Where a line contains the word "this", copy that line.

[Part of a data file]
BEGIN

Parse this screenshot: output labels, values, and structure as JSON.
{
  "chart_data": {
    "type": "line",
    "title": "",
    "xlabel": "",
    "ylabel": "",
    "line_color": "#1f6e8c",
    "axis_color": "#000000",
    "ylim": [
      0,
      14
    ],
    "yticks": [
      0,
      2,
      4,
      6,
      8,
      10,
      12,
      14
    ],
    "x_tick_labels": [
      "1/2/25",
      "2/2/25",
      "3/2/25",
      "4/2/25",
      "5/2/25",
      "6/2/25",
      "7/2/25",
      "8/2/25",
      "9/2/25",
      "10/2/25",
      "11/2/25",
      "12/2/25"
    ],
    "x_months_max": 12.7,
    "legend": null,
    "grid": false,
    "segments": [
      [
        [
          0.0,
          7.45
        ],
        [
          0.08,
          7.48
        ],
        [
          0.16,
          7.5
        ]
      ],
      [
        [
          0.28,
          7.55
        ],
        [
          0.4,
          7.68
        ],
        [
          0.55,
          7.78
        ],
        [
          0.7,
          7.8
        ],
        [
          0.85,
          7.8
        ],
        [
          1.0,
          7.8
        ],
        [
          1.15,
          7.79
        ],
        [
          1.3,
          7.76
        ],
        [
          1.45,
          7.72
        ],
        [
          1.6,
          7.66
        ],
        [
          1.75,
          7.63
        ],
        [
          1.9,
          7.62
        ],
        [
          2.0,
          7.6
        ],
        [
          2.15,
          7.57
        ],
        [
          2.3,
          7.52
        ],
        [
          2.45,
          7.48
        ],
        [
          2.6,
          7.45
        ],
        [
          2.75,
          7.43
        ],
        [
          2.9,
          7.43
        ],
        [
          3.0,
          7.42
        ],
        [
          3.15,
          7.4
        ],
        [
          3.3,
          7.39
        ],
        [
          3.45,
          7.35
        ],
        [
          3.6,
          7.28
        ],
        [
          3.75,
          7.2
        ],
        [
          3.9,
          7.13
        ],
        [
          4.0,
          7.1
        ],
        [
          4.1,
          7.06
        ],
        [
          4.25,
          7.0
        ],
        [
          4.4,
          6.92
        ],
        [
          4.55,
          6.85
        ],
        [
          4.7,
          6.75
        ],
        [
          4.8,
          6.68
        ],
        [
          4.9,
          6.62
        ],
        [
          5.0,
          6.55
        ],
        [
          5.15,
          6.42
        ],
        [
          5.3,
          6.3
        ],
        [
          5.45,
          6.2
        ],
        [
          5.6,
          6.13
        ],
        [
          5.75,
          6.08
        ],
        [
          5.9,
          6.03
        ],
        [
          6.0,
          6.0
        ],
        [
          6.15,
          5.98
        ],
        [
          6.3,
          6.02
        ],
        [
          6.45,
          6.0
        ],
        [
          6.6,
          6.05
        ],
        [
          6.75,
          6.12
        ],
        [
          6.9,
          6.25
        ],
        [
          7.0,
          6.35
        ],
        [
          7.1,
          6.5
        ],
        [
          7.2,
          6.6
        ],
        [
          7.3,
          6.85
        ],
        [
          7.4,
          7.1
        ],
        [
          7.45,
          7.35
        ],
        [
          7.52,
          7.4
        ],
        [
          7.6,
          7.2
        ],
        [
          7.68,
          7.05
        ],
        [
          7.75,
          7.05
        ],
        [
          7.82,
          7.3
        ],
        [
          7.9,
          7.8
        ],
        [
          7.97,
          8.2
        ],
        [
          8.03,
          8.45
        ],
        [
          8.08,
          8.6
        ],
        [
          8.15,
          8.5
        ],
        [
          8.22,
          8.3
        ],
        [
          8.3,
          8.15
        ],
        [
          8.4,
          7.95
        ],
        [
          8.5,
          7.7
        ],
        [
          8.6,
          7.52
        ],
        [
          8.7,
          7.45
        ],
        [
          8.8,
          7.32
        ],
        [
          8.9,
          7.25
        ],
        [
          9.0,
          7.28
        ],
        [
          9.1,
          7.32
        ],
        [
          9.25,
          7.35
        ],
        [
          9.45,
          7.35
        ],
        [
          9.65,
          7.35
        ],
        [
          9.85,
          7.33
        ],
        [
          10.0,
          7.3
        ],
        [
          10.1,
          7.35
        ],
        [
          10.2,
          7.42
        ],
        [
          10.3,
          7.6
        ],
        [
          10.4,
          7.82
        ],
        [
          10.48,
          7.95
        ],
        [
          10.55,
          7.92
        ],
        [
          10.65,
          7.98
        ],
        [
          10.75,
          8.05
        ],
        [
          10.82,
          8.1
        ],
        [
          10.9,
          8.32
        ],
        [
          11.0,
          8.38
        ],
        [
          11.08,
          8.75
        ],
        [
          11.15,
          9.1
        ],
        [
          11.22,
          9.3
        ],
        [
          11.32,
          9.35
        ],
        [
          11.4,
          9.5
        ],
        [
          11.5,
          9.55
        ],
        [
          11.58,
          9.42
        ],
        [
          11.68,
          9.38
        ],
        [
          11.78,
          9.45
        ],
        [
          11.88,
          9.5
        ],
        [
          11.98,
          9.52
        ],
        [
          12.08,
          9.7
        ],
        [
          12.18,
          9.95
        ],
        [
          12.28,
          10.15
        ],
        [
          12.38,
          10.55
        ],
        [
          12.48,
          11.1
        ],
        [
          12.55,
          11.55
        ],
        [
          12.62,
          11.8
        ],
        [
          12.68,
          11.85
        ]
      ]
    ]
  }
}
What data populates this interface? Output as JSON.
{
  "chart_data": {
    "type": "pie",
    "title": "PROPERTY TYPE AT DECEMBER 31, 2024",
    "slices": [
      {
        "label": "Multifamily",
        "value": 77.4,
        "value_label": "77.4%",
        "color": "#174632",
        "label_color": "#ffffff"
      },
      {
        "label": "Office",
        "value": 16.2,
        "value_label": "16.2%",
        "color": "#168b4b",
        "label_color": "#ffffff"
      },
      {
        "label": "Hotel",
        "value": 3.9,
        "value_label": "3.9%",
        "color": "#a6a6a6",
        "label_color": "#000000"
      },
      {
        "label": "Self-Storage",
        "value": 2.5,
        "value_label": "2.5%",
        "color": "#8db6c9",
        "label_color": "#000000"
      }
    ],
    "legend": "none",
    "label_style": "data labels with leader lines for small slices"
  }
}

END

▸ **Task response**
Parse this screenshot: output labels, values, and structure as JSON.
What data populates this interface? Output as JSON.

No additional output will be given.